▶ **Given entries**:
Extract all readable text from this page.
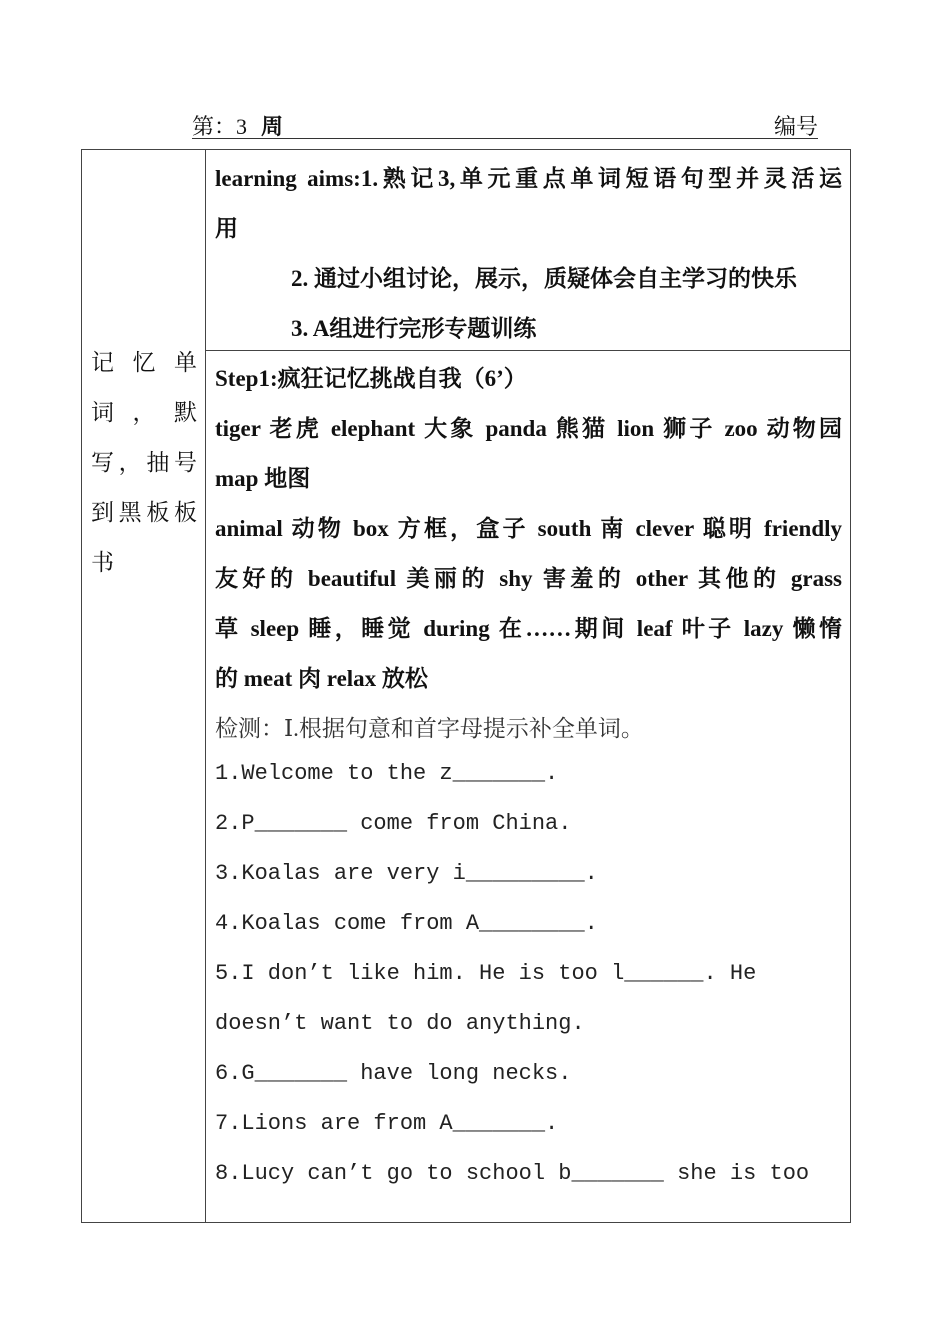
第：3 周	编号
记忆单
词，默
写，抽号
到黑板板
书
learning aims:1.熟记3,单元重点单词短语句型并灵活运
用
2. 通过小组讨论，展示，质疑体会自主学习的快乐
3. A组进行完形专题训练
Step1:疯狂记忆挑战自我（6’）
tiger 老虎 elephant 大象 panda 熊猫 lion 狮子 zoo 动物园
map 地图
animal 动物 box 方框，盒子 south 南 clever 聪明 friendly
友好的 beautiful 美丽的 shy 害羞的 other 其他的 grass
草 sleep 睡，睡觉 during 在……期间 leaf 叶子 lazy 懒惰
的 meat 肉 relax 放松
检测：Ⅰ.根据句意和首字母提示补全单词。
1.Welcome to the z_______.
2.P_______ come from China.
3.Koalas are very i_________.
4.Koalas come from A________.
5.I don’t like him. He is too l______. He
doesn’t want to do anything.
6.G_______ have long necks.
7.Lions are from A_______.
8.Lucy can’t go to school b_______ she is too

...

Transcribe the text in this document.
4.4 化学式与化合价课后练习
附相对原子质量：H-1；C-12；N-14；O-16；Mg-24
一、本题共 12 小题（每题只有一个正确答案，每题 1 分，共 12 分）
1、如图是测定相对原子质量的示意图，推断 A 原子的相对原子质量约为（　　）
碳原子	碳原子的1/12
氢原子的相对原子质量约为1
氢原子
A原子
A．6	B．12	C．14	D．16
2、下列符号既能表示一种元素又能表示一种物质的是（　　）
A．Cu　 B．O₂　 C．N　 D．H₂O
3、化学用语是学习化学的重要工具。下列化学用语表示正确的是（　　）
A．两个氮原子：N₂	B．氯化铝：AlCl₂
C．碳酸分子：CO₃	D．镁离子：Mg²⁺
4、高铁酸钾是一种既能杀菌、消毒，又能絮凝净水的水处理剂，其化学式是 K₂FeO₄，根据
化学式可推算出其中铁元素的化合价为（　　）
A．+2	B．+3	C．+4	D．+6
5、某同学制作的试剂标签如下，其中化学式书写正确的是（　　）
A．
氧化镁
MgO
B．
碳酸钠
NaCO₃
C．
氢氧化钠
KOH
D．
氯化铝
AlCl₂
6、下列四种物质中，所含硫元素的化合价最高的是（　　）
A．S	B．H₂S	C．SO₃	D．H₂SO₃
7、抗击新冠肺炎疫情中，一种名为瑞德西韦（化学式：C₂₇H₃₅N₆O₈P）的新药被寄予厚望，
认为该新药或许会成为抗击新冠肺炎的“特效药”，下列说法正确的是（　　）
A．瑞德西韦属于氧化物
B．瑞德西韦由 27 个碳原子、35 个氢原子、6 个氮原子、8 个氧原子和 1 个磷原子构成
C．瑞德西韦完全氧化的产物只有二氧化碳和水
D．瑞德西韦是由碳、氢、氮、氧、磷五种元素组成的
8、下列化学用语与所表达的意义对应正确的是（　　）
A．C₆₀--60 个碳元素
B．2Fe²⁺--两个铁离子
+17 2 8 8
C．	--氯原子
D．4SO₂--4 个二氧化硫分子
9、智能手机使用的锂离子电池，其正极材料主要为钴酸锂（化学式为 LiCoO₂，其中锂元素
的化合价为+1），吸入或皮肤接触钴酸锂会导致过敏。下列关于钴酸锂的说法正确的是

▶ **Work instructions**: Pick out each line that holds the string "this".

▶ **Problem solution**:
Extract all readable text from this page.
Transcribe the text in this document.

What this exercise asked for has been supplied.